**PROBLEM TO SOLVE**: Transcribe the entries below exactly; leave every image out.

** Begin **

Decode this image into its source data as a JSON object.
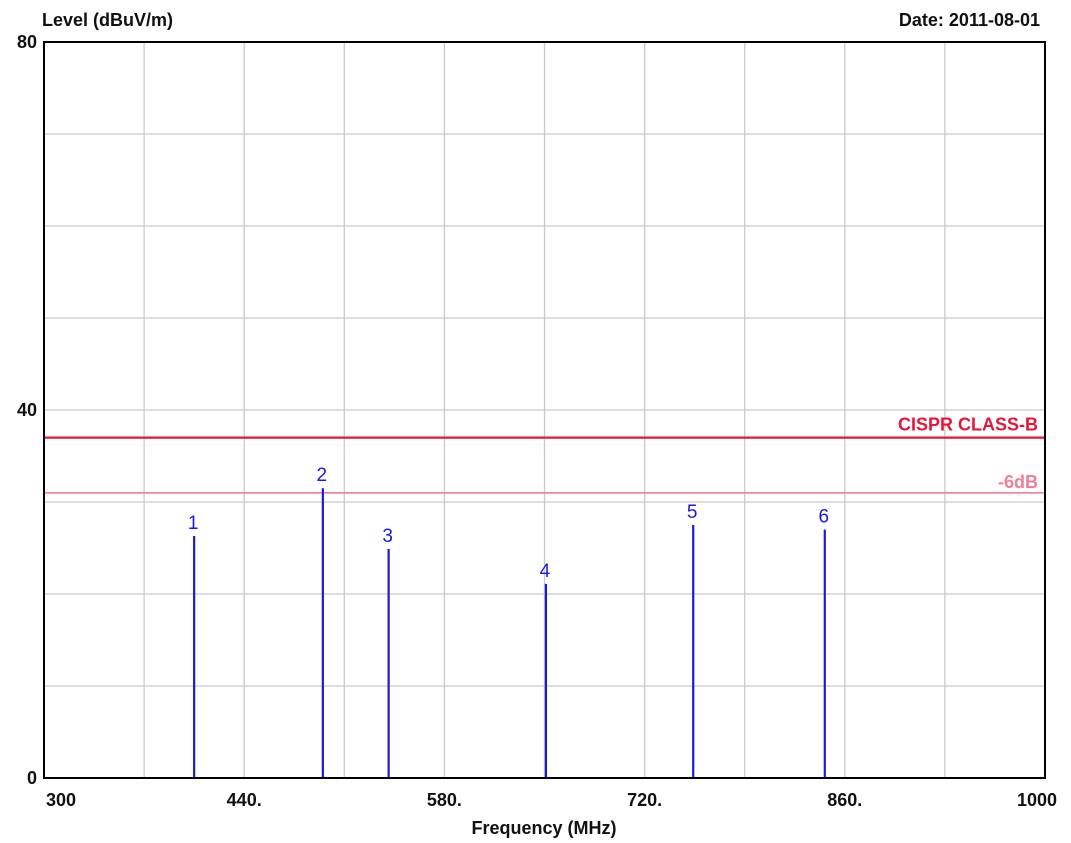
{
  "chart_data": {
    "type": "bar",
    "ylabel": "Level (dBuV/m)",
    "xlabel": "Frequency (MHz)",
    "date_label": "Date: 2011-08-01",
    "xlim": [
      300,
      1000
    ],
    "ylim": [
      0,
      80
    ],
    "x_ticks": [
      300,
      440,
      580,
      720,
      860,
      1000
    ],
    "x_tick_labels": [
      "300",
      "440.",
      "580.",
      "720.",
      "860.",
      "1000"
    ],
    "y_ticks": [
      0,
      40,
      80
    ],
    "y_tick_labels": [
      "0",
      "40",
      "80"
    ],
    "grid": true,
    "colors": {
      "markers": "#1a1ad6",
      "limit": "#e5163a",
      "margin": "#ee7f96",
      "grid": "#c9c9c9",
      "axes": "#000000"
    },
    "markers": [
      {
        "label": "1",
        "x": 405,
        "y": 26.3
      },
      {
        "label": "2",
        "x": 495,
        "y": 31.5
      },
      {
        "label": "3",
        "x": 541,
        "y": 24.9
      },
      {
        "label": "4",
        "x": 651,
        "y": 21.1
      },
      {
        "label": "5",
        "x": 754,
        "y": 27.5
      },
      {
        "label": "6",
        "x": 846,
        "y": 27.0
      }
    ],
    "limit_lines": [
      {
        "label": "CISPR CLASS-B",
        "y": 37.0
      },
      {
        "label": "-6dB",
        "y": 31.0
      }
    ]
  }
}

** End **

**FINAL ANSWER**:
Decode this image into its source data as a JSON object.
{
  "chart_data": {
    "type": "bar",
    "ylabel": "Level (dBuV/m)",
    "xlabel": "Frequency (MHz)",
    "date_label": "Date: 2011-08-01",
    "xlim": [
      300,
      1000
    ],
    "ylim": [
      0,
      80
    ],
    "x_ticks": [
      300,
      440,
      580,
      720,
      860,
      1000
    ],
    "x_tick_labels": [
      "300",
      "440.",
      "580.",
      "720.",
      "860.",
      "1000"
    ],
    "y_ticks": [
      0,
      40,
      80
    ],
    "y_tick_labels": [
      "0",
      "40",
      "80"
    ],
    "grid": true,
    "colors": {
      "markers": "#1a1ad6",
      "limit": "#e5163a",
      "margin": "#ee7f96",
      "grid": "#c9c9c9",
      "axes": "#000000"
    },
    "markers": [
      {
        "label": "1",
        "x": 405,
        "y": 26.3
      },
      {
        "label": "2",
        "x": 495,
        "y": 31.5
      },
      {
        "label": "3",
        "x": 541,
        "y": 24.9
      },
      {
        "label": "4",
        "x": 651,
        "y": 21.1
      },
      {
        "label": "5",
        "x": 754,
        "y": 27.5
      },
      {
        "label": "6",
        "x": 846,
        "y": 27.0
      }
    ],
    "limit_lines": [
      {
        "label": "CISPR CLASS-B",
        "y": 37.0
      },
      {
        "label": "-6dB",
        "y": 31.0
      }
    ]
  }
}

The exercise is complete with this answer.